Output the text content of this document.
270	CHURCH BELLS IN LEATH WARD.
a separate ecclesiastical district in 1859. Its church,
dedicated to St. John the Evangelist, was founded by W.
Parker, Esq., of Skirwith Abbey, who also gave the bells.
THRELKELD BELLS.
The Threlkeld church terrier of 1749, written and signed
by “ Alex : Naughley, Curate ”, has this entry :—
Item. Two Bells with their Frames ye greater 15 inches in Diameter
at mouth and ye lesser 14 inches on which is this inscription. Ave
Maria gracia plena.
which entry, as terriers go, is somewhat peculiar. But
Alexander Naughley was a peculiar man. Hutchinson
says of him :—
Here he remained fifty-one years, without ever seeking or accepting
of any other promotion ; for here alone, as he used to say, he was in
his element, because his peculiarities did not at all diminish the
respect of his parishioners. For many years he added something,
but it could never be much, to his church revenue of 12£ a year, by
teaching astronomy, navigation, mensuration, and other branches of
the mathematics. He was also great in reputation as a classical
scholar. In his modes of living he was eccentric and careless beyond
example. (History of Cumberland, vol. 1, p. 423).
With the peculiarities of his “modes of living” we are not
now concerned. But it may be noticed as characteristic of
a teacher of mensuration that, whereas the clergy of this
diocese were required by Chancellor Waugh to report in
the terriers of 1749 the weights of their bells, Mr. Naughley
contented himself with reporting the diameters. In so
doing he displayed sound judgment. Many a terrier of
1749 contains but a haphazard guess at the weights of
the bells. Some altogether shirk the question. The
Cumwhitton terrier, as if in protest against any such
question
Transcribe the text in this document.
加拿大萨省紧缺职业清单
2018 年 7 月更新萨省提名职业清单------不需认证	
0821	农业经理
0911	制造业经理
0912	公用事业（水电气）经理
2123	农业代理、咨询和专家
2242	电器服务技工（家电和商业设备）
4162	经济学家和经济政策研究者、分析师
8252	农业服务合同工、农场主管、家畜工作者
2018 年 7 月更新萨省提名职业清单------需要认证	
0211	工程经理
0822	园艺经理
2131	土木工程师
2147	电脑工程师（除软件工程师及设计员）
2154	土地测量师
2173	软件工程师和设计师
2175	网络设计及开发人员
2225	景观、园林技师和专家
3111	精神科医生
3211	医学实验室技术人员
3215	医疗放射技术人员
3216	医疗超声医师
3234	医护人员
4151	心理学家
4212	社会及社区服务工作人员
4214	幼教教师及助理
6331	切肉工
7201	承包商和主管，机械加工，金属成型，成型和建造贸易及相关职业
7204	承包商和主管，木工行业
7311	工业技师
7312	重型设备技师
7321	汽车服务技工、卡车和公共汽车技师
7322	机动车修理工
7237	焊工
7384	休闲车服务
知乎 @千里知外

◆ TASK DESCRIPTION:
Transcribe the material above in its entirety. Match it exactly.

◆ EXERCISE ANSWER:
Output the text content of this document.
270	CHURCH BELLS IN LEATH WARD.
a separate ecclesiastical district in 1859. Its church,
dedicated to St. John the Evangelist, was founded by W.
Parker, Esq., of Skirwith Abbey, who also gave the bells.
THRELKELD BELLS.
The Threlkeld church terrier of 1749, written and signed
by “ Alex : Naughley, Curate ”, has this entry :—
Item. Two Bells with their Frames ye greater 15 inches in Diameter
at mouth and ye lesser 14 inches on which is this inscription. Ave
Maria gracia plena.
which entry, as terriers go, is somewhat peculiar. But
Alexander Naughley was a peculiar man. Hutchinson
says of him :—
Here he remained fifty-one years, without ever seeking or accepting
of any other promotion ; for here alone, as he used to say, he was in
his element, because his peculiarities did not at all diminish the
respect of his parishioners. For many years he added something,
but it could never be much, to his church revenue of 12£ a year, by
teaching astronomy, navigation, mensuration, and other branches of
the mathematics. He was also great in reputation as a classical
scholar. In his modes of living he was eccentric and careless beyond
example. (History of Cumberland, vol. 1, p. 423).
With the peculiarities of his “modes of living” we are not
now concerned. But it may be noticed as characteristic of
a teacher of mensuration that, whereas the clergy of this
diocese were required by Chancellor Waugh to report in
the terriers of 1749 the weights of their bells, Mr. Naughley
contented himself with reporting the diameters. In so
doing he displayed sound judgment. Many a terrier of
1749 contains but a haphazard guess at the weights of
the bells. Some altogether shirk the question. The
Cumwhitton terrier, as if in protest against any such
question
Transcribe the text in this document.
加拿大萨省紧缺职业清单
2018 年 7 月更新萨省提名职业清单------不需认证	
0821	农业经理
0911	制造业经理
0912	公用事业（水电气）经理
2123	农业代理、咨询和专家
2242	电器服务技工（家电和商业设备）
4162	经济学家和经济政策研究者、分析师
8252	农业服务合同工、农场主管、家畜工作者
2018 年 7 月更新萨省提名职业清单------需要认证	
0211	工程经理
0822	园艺经理
2131	土木工程师
2147	电脑工程师（除软件工程师及设计员）
2154	土地测量师
2173	软件工程师和设计师
2175	网络设计及开发人员
2225	景观、园林技师和专家
3111	精神科医生
3211	医学实验室技术人员
3215	医疗放射技术人员
3216	医疗超声医师
3234	医护人员
4151	心理学家
4212	社会及社区服务工作人员
4214	幼教教师及助理
6331	切肉工
7201	承包商和主管，机械加工，金属成型，成型和建造贸易及相关职业
7204	承包商和主管，木工行业
7311	工业技师
7312	重型设备技师
7321	汽车服务技工、卡车和公共汽车技师
7322	机动车修理工
7237	焊工
7384	休闲车服务
知乎 @千里知外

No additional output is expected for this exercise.